What you are asked to do
Return all lines where the word "Wireless" can be found.

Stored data
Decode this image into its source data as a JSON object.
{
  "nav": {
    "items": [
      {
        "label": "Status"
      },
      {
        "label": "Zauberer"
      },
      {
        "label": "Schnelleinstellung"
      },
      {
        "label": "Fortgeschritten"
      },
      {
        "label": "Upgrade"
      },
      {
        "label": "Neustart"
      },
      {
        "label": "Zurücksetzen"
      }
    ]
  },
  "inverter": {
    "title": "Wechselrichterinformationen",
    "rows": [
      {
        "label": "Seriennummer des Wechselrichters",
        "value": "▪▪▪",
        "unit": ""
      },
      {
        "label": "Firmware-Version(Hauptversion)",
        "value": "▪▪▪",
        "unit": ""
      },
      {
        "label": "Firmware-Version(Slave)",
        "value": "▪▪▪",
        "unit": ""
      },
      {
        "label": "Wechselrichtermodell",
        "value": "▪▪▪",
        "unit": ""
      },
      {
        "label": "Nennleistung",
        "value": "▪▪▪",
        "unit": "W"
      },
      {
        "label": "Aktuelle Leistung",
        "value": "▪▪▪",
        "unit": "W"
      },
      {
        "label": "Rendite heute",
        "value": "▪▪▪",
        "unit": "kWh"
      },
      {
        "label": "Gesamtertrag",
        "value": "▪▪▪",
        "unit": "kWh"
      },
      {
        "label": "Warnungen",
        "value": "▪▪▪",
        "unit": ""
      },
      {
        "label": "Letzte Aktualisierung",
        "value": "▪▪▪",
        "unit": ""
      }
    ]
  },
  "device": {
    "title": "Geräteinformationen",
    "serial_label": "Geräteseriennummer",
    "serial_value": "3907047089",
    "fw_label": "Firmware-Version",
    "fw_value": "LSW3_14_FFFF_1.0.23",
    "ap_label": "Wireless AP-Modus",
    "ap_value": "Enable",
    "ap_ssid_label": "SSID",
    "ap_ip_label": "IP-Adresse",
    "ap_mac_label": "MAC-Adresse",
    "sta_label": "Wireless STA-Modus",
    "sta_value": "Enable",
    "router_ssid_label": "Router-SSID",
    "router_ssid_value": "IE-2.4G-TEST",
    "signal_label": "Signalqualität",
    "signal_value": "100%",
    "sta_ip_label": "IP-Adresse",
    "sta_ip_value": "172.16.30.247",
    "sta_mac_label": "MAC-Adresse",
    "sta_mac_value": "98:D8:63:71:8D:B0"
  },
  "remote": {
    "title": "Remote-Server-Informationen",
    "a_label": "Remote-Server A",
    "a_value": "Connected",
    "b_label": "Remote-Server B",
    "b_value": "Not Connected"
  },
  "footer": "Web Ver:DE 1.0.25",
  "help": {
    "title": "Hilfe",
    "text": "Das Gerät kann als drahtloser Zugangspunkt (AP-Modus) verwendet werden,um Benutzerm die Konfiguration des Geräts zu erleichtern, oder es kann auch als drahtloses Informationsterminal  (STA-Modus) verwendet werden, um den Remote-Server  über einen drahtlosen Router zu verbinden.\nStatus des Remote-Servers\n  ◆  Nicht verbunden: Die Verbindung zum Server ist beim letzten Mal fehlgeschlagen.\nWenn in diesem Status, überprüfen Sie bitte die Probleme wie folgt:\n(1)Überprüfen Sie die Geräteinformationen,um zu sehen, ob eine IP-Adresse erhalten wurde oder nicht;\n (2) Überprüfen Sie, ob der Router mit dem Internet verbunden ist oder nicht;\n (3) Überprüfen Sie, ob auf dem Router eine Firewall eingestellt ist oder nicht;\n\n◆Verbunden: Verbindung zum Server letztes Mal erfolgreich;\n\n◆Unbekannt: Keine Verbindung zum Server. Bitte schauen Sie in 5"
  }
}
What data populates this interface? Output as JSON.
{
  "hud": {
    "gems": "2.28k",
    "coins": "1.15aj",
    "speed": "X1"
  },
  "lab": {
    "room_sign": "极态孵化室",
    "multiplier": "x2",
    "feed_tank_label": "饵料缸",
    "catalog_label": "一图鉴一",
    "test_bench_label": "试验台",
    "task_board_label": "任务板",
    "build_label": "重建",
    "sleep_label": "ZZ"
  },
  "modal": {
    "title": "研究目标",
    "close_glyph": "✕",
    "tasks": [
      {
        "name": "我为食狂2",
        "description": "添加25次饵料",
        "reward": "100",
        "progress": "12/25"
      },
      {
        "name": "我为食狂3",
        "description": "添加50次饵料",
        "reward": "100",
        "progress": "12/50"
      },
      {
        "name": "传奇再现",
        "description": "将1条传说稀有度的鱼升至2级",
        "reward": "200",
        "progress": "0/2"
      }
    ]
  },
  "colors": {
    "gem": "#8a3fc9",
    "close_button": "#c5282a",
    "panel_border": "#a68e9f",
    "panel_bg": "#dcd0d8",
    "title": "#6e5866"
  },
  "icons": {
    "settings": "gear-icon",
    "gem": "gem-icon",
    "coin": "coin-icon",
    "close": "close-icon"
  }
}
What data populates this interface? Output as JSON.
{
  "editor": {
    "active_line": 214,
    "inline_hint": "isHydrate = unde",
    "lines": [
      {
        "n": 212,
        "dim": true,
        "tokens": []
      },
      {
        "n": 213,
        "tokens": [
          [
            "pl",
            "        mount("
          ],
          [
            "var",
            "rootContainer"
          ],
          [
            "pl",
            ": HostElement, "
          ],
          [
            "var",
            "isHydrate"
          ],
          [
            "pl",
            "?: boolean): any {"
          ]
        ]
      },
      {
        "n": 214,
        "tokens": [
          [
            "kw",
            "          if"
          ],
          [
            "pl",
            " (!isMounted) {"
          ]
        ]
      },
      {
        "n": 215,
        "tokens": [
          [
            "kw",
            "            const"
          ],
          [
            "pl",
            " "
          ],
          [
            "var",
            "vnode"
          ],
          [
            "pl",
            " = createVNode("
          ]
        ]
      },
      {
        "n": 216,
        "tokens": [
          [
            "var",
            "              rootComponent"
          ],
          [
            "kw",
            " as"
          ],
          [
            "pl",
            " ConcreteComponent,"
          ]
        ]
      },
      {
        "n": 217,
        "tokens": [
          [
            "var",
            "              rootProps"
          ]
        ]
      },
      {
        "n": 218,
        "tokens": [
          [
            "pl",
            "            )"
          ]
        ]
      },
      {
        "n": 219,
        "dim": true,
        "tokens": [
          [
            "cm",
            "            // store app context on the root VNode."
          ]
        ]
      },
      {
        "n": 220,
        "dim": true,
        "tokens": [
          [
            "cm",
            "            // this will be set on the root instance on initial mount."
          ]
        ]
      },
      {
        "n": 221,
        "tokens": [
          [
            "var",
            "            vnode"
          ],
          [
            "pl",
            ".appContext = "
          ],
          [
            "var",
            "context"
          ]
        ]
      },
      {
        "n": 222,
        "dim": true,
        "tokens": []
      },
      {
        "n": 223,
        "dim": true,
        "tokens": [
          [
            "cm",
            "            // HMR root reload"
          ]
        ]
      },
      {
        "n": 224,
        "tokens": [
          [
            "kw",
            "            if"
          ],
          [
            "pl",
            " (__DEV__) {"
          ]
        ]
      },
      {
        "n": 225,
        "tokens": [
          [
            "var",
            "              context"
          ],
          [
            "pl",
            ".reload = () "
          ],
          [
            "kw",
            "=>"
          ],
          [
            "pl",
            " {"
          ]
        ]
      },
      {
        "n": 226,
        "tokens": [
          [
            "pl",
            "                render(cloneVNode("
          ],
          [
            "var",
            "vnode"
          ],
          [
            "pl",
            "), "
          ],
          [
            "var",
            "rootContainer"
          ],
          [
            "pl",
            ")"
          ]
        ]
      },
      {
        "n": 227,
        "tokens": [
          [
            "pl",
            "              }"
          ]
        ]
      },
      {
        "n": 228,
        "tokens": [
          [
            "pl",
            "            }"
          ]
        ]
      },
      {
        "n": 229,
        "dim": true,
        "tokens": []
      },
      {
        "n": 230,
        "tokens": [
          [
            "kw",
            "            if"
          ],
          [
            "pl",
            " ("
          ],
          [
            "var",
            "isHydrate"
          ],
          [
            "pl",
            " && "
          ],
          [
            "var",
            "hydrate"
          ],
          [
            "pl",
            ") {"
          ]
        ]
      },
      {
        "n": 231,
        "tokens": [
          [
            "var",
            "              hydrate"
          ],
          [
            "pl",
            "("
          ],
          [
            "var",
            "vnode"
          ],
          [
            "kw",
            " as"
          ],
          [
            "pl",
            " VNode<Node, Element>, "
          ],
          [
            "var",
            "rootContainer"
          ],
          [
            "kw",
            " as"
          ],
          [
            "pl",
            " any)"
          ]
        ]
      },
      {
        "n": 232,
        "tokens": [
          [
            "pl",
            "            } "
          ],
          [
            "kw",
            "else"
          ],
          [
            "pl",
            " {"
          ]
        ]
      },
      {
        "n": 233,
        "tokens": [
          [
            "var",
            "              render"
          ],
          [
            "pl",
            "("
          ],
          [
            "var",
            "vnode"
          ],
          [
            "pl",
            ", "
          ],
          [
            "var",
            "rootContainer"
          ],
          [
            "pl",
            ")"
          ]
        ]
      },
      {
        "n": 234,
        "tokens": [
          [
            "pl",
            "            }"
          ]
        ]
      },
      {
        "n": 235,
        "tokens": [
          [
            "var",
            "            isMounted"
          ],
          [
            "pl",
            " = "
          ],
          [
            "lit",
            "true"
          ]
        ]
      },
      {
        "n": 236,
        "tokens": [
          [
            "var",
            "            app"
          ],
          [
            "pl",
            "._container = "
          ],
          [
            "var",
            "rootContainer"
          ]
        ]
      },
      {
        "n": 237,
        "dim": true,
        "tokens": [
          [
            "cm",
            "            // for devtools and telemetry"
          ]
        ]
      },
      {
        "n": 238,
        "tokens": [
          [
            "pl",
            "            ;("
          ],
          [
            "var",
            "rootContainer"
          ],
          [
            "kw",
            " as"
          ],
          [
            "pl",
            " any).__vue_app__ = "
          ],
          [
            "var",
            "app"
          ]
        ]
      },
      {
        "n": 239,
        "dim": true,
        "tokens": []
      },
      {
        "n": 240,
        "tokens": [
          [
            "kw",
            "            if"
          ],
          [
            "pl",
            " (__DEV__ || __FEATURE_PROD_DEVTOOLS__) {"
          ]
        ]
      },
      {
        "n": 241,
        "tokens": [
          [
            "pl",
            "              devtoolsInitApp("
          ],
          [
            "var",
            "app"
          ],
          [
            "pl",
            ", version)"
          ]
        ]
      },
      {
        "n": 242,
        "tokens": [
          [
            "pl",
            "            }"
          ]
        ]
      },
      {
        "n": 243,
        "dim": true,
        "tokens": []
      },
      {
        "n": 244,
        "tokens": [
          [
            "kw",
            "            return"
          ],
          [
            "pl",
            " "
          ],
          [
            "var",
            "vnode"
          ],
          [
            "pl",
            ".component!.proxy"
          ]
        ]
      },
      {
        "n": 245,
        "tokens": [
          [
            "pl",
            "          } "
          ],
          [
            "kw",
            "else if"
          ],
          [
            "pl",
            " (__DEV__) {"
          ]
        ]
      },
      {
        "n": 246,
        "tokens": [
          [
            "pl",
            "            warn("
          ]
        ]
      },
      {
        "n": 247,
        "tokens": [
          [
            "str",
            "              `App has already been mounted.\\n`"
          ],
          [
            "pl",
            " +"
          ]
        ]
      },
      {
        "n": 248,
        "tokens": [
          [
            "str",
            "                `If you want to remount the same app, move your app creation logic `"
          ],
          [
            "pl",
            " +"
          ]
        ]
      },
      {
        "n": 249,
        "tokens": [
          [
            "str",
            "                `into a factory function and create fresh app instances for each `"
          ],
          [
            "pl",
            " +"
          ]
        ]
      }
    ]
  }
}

Answer
    "ap_label": "Wireless AP-Modus",
    "sta_label": "Wireless STA-Modus",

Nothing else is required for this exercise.